## TO BE DONE:
Print each of the entries exactly, leaving nothing out.

:::::

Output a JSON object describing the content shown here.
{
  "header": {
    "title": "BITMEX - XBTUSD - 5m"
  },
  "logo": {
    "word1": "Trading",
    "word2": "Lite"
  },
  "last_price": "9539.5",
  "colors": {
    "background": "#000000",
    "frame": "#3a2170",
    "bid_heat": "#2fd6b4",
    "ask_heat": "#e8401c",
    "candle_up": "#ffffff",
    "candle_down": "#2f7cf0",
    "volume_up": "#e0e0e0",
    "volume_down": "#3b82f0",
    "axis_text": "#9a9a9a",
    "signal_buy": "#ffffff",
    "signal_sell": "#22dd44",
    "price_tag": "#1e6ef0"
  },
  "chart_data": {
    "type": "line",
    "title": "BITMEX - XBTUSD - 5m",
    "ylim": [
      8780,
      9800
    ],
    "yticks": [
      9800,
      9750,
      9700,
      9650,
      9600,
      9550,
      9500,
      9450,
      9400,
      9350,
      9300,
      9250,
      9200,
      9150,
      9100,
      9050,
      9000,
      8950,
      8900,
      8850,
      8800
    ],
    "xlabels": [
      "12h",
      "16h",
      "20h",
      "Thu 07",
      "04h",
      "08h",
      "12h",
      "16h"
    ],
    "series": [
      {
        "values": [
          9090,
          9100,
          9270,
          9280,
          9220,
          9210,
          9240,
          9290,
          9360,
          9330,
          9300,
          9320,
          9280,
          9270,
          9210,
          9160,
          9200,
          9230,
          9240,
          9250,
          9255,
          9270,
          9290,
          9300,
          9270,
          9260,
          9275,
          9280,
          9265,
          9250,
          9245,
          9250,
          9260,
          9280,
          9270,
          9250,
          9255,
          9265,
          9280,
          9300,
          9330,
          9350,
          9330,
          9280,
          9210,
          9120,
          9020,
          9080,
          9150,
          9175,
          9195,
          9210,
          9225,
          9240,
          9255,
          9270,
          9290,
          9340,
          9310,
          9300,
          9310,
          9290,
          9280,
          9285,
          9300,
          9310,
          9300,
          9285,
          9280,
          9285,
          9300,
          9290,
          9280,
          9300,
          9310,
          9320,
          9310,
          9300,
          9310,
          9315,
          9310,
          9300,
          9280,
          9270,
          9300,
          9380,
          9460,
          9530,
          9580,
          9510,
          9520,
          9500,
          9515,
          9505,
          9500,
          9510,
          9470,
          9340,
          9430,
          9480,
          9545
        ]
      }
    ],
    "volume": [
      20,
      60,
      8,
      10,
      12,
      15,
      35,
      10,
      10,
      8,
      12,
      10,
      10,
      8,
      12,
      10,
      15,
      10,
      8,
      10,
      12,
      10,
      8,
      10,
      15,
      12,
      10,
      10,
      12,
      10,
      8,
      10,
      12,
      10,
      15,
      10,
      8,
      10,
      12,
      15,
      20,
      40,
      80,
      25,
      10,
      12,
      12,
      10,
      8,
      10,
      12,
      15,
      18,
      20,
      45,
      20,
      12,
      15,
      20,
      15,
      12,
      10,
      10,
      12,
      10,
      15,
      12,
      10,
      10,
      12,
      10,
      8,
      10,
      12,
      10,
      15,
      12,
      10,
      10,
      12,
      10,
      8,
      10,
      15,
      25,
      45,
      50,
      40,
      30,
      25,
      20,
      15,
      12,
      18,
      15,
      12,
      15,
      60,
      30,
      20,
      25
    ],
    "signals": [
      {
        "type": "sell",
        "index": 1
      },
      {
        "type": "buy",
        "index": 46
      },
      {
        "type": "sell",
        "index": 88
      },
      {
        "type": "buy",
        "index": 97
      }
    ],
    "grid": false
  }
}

:::::

## CORRECT RESULT:
Output a JSON object describing the content shown here.
{
  "header": {
    "title": "BITMEX - XBTUSD - 5m"
  },
  "logo": {
    "word1": "Trading",
    "word2": "Lite"
  },
  "last_price": "9539.5",
  "colors": {
    "background": "#000000",
    "frame": "#3a2170",
    "bid_heat": "#2fd6b4",
    "ask_heat": "#e8401c",
    "candle_up": "#ffffff",
    "candle_down": "#2f7cf0",
    "volume_up": "#e0e0e0",
    "volume_down": "#3b82f0",
    "axis_text": "#9a9a9a",
    "signal_buy": "#ffffff",
    "signal_sell": "#22dd44",
    "price_tag": "#1e6ef0"
  },
  "chart_data": {
    "type": "line",
    "title": "BITMEX - XBTUSD - 5m",
    "ylim": [
      8780,
      9800
    ],
    "yticks": [
      9800,
      9750,
      9700,
      9650,
      9600,
      9550,
      9500,
      9450,
      9400,
      9350,
      9300,
      9250,
      9200,
      9150,
      9100,
      9050,
      9000,
      8950,
      8900,
      8850,
      8800
    ],
    "xlabels": [
      "12h",
      "16h",
      "20h",
      "Thu 07",
      "04h",
      "08h",
      "12h",
      "16h"
    ],
    "series": [
      {
        "values": [
          9090,
          9100,
          9270,
          9280,
          9220,
          9210,
          9240,
          9290,
          9360,
          9330,
          9300,
          9320,
          9280,
          9270,
          9210,
          9160,
          9200,
          9230,
          9240,
          9250,
          9255,
          9270,
          9290,
          9300,
          9270,
          9260,
          9275,
          9280,
          9265,
          9250,
          9245,
          9250,
          9260,
          9280,
          9270,
          9250,
          9255,
          9265,
          9280,
          9300,
          9330,
          9350,
          9330,
          9280,
          9210,
          9120,
          9020,
          9080,
          9150,
          9175,
          9195,
          9210,
          9225,
          9240,
          9255,
          9270,
          9290,
          9340,
          9310,
          9300,
          9310,
          9290,
          9280,
          9285,
          9300,
          9310,
          9300,
          9285,
          9280,
          9285,
          9300,
          9290,
          9280,
          9300,
          9310,
          9320,
          9310,
          9300,
          9310,
          9315,
          9310,
          9300,
          9280,
          9270,
          9300,
          9380,
          9460,
          9530,
          9580,
          9510,
          9520,
          9500,
          9515,
          9505,
          9500,
          9510,
          9470,
          9340,
          9430,
          9480,
          9545
        ]
      }
    ],
    "volume": [
      20,
      60,
      8,
      10,
      12,
      15,
      35,
      10,
      10,
      8,
      12,
      10,
      10,
      8,
      12,
      10,
      15,
      10,
      8,
      10,
      12,
      10,
      8,
      10,
      15,
      12,
      10,
      10,
      12,
      10,
      8,
      10,
      12,
      10,
      15,
      10,
      8,
      10,
      12,
      15,
      20,
      40,
      80,
      25,
      10,
      12,
      12,
      10,
      8,
      10,
      12,
      15,
      18,
      20,
      45,
      20,
      12,
      15,
      20,
      15,
      12,
      10,
      10,
      12,
      10,
      15,
      12,
      10,
      10,
      12,
      10,
      8,
      10,
      12,
      10,
      15,
      12,
      10,
      10,
      12,
      10,
      8,
      10,
      15,
      25,
      45,
      50,
      40,
      30,
      25,
      20,
      15,
      12,
      18,
      15,
      12,
      15,
      60,
      30,
      20,
      25
    ],
    "signals": [
      {
        "type": "sell",
        "index": 1
      },
      {
        "type": "buy",
        "index": 46
      },
      {
        "type": "sell",
        "index": 88
      },
      {
        "type": "buy",
        "index": 97
      }
    ],
    "grid": false
  }
}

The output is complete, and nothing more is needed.